= To do =
Which lines below hold the word "Land"? Report each one.

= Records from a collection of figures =
================================

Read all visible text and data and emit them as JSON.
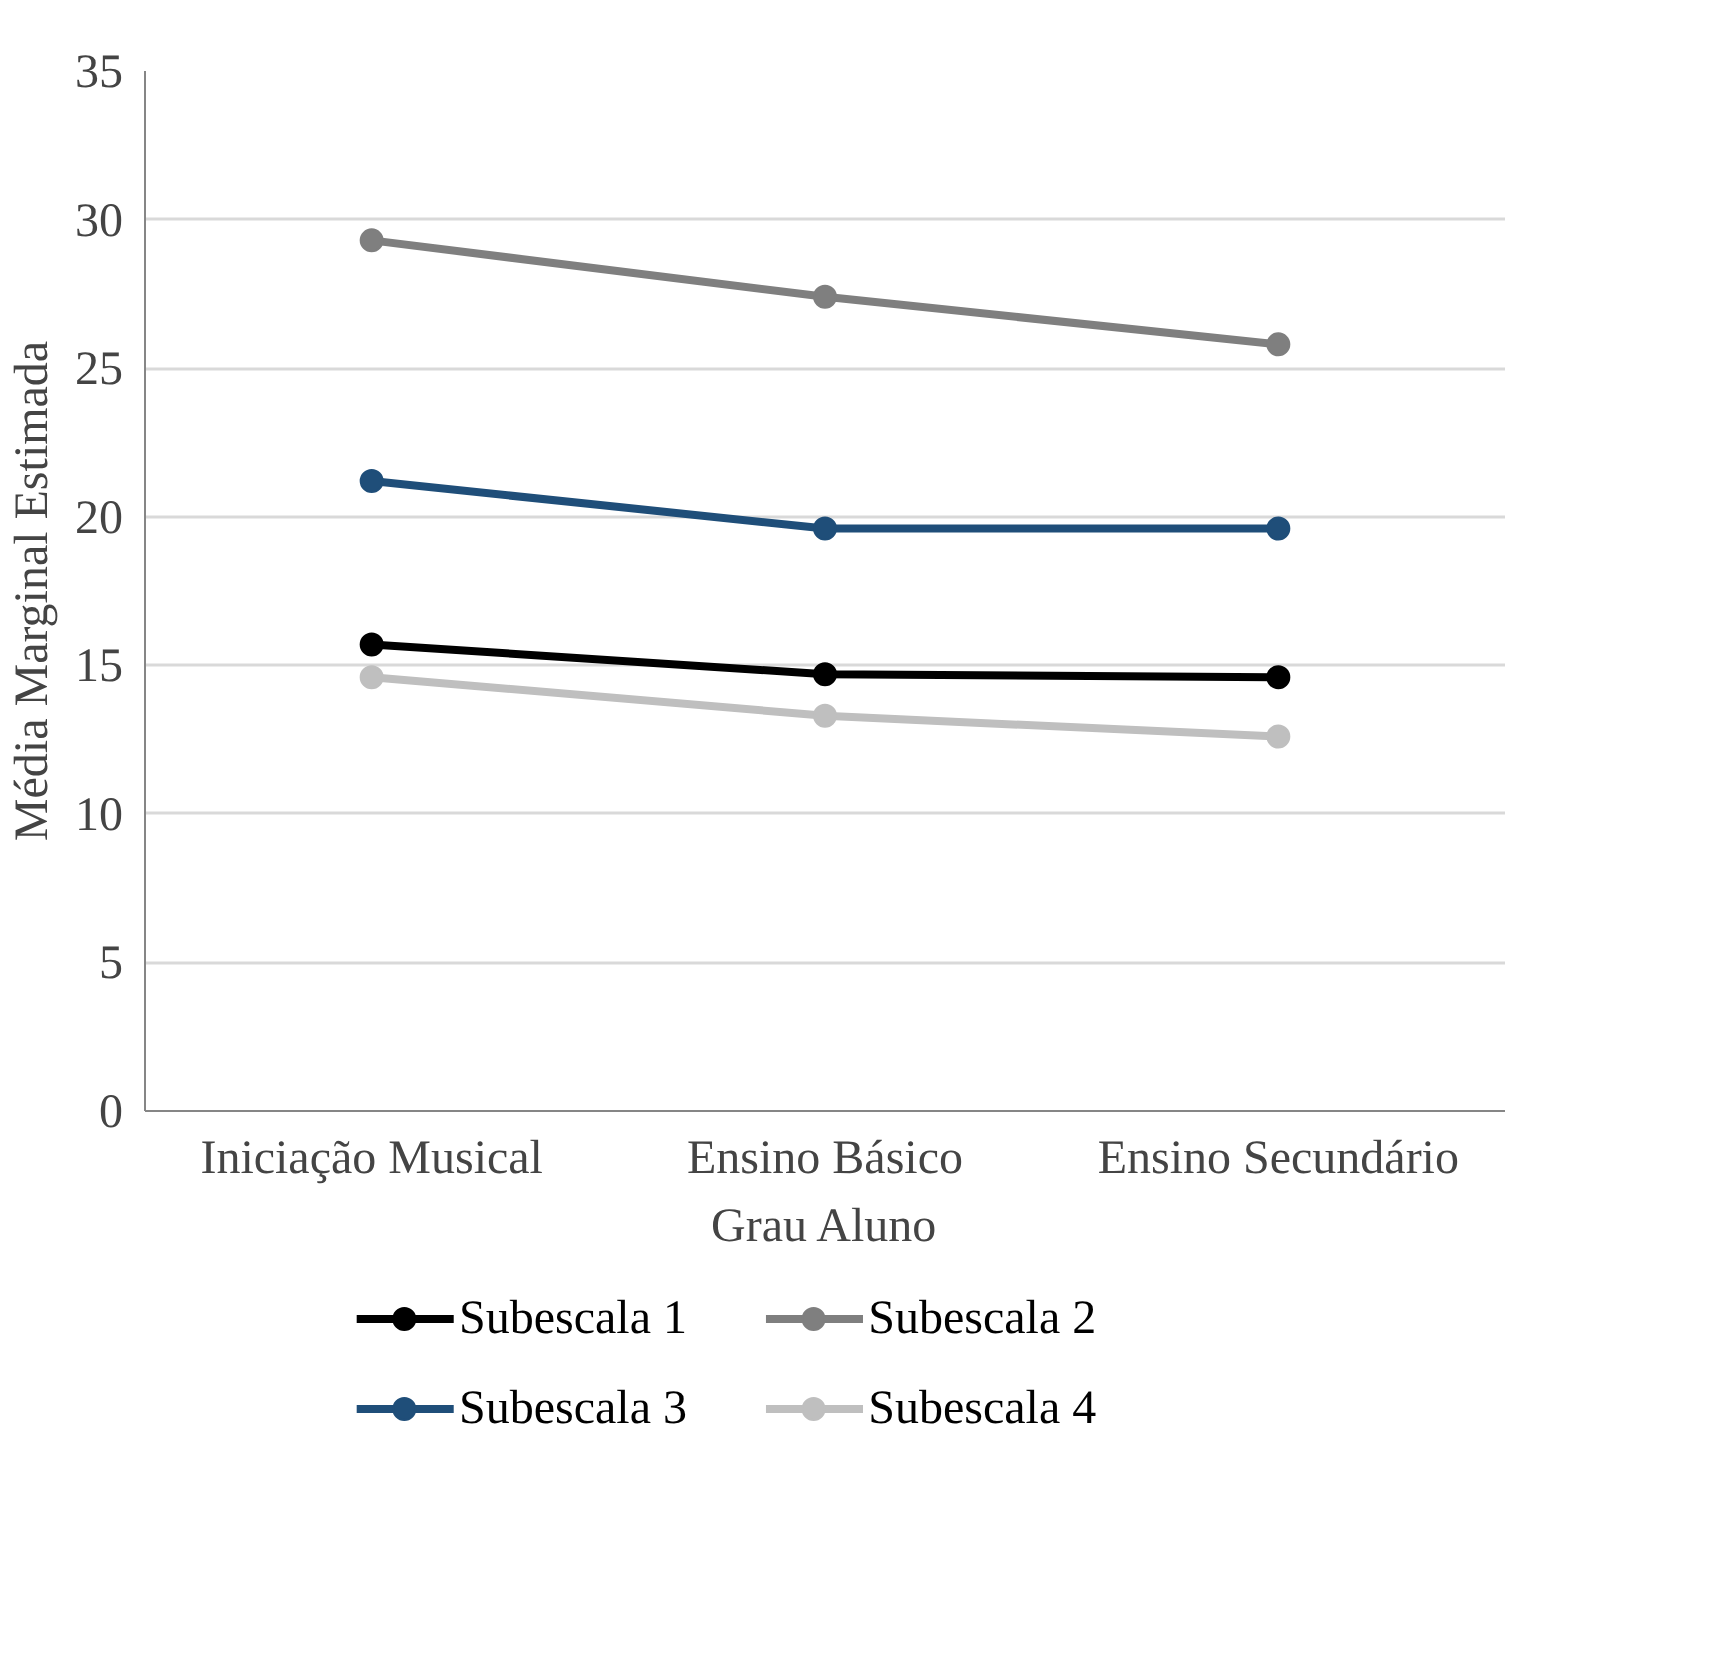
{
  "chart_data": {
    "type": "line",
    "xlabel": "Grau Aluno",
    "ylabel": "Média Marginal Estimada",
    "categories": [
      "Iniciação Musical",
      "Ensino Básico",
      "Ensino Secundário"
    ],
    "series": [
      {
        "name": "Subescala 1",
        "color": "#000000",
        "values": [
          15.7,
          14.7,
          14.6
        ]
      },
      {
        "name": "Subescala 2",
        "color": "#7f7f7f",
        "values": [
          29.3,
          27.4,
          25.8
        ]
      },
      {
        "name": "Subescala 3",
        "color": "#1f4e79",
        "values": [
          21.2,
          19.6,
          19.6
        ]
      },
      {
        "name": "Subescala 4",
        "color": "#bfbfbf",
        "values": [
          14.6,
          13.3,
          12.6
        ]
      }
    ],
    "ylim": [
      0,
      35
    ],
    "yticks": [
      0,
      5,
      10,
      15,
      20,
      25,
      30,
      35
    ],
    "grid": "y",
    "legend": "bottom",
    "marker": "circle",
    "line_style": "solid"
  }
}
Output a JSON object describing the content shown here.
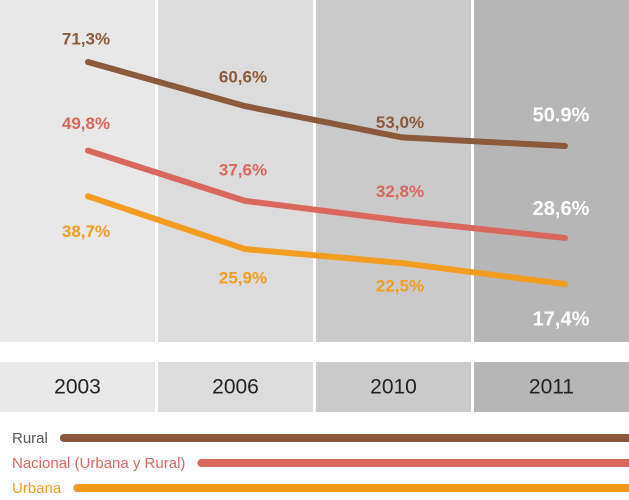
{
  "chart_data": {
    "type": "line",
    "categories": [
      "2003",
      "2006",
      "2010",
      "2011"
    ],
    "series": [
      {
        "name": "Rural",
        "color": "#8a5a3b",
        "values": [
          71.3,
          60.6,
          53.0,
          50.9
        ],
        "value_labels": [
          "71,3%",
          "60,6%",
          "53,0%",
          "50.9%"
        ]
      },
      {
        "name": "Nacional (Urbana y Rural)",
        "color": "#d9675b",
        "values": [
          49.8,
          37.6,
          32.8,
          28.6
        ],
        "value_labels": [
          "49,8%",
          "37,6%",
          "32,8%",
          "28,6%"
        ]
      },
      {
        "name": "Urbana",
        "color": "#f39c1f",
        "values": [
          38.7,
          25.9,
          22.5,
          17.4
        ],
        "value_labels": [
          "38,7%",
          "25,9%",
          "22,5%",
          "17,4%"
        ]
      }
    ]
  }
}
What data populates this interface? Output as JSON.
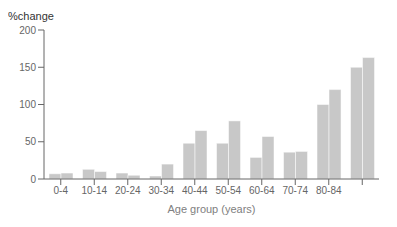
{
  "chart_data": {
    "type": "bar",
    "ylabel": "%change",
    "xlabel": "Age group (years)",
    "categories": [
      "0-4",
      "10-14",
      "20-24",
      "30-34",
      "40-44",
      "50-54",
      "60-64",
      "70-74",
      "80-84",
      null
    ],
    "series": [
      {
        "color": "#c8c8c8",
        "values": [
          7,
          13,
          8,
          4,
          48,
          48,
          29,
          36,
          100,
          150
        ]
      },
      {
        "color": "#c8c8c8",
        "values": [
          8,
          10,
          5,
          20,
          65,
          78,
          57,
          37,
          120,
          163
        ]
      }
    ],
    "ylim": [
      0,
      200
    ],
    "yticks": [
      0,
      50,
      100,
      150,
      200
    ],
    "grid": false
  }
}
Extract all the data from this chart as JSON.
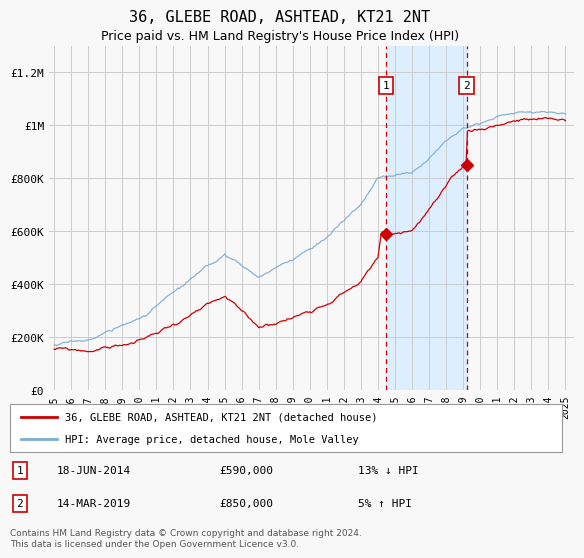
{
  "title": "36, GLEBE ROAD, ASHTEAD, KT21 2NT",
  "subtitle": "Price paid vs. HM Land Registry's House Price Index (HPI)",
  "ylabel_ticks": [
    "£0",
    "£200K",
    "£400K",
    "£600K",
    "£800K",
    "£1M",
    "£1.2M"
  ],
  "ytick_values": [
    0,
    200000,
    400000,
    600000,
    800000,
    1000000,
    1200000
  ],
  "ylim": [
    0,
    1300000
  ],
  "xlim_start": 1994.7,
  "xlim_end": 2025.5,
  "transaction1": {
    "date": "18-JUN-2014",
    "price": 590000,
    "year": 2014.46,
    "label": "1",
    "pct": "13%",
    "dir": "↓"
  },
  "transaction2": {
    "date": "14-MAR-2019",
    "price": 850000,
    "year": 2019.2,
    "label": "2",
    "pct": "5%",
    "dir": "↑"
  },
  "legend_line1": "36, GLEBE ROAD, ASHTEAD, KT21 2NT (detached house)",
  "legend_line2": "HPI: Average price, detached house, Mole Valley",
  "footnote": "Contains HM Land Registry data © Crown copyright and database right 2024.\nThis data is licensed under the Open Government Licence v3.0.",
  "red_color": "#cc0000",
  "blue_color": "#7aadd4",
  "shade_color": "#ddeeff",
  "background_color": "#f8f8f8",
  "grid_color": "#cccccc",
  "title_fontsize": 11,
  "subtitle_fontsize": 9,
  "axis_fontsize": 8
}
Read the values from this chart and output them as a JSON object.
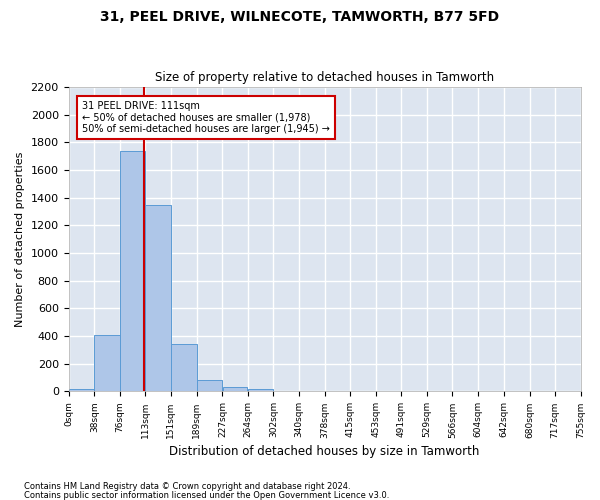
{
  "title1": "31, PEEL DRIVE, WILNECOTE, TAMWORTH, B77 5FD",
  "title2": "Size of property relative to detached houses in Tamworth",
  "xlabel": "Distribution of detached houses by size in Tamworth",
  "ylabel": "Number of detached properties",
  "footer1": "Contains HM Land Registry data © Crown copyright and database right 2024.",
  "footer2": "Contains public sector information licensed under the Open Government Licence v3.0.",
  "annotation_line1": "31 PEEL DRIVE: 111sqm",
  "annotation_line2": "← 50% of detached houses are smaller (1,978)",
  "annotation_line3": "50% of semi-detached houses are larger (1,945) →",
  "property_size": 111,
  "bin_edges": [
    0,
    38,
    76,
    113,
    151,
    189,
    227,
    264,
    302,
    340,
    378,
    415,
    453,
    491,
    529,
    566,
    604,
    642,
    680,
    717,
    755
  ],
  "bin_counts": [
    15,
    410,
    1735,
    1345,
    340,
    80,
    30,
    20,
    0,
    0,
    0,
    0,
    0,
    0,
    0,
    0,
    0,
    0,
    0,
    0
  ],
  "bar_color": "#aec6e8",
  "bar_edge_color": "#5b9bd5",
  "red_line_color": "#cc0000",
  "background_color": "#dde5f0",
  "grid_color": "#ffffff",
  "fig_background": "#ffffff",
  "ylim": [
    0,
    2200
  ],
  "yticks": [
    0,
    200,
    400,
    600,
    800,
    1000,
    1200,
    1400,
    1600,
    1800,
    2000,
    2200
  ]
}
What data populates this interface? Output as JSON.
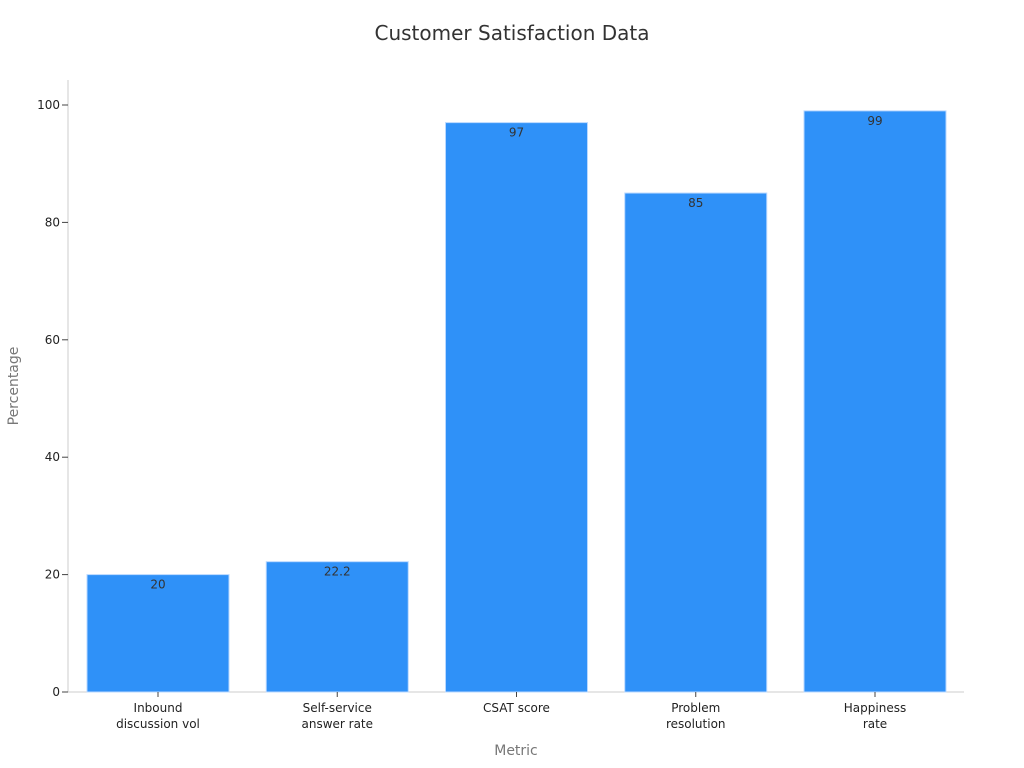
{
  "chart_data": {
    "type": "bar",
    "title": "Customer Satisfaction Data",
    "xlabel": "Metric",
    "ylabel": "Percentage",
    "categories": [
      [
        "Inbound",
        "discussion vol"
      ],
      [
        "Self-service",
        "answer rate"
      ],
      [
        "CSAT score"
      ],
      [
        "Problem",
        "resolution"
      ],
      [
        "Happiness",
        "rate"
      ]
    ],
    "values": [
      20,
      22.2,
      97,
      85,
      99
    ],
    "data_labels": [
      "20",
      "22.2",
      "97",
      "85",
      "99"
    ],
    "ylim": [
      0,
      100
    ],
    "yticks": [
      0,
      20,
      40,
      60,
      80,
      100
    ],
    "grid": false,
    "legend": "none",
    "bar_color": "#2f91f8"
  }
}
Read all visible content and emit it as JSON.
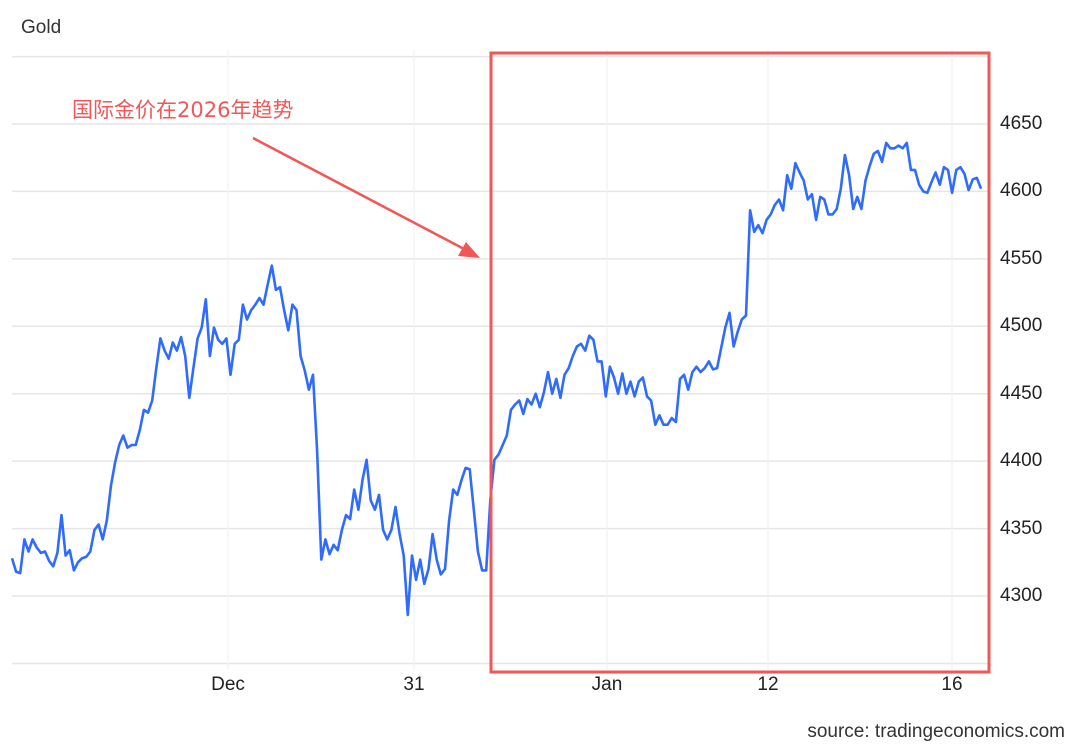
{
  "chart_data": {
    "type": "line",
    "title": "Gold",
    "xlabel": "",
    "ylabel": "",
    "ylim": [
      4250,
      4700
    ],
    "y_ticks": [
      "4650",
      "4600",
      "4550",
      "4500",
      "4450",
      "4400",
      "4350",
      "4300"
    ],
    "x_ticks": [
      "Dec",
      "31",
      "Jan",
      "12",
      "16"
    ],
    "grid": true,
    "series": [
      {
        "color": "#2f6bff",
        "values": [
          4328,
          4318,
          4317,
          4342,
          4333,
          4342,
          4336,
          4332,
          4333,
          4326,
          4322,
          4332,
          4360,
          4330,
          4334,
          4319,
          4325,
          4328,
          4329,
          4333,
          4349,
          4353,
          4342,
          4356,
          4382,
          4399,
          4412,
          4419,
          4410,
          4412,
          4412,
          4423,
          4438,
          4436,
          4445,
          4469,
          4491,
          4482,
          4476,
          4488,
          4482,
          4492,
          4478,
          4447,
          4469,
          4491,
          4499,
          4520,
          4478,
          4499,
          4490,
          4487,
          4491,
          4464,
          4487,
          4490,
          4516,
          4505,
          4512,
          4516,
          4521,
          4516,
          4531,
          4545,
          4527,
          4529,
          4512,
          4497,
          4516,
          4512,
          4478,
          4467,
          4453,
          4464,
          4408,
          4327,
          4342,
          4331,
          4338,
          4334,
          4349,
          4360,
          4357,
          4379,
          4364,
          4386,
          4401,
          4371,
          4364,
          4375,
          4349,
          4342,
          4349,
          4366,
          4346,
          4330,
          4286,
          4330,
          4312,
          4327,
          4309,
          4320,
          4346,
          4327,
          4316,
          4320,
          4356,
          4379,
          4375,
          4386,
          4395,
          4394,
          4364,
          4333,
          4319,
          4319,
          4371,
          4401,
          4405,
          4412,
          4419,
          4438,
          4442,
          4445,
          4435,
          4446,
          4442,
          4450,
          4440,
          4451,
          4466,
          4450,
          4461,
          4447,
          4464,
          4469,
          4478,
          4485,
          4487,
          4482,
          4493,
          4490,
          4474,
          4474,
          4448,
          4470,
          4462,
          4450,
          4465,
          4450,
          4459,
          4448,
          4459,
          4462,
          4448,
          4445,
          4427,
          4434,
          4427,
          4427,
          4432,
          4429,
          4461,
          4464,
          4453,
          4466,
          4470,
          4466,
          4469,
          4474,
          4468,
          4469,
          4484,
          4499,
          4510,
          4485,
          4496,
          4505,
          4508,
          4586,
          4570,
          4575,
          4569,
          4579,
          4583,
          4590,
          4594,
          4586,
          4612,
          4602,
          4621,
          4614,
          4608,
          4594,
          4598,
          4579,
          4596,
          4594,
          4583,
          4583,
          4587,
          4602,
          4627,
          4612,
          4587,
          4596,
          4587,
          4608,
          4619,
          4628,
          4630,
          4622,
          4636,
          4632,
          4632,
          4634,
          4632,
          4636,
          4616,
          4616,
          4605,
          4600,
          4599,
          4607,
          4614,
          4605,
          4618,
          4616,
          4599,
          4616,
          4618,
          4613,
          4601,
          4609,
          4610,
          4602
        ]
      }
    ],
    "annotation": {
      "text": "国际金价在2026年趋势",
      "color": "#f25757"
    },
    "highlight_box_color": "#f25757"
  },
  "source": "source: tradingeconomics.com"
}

================================

= The reply =
  "subtitle": "Price paid vs. HM Land Registry's House Price Index (HPI)",
  "footnote": "Contains HM Land Registry data © Crown copyright and database right 2024.\nThis data is licensed under the Open Government Licence v3.0.",
  "footer1": "Contains HM Land Registry data © Crown copyright and database right 2024.",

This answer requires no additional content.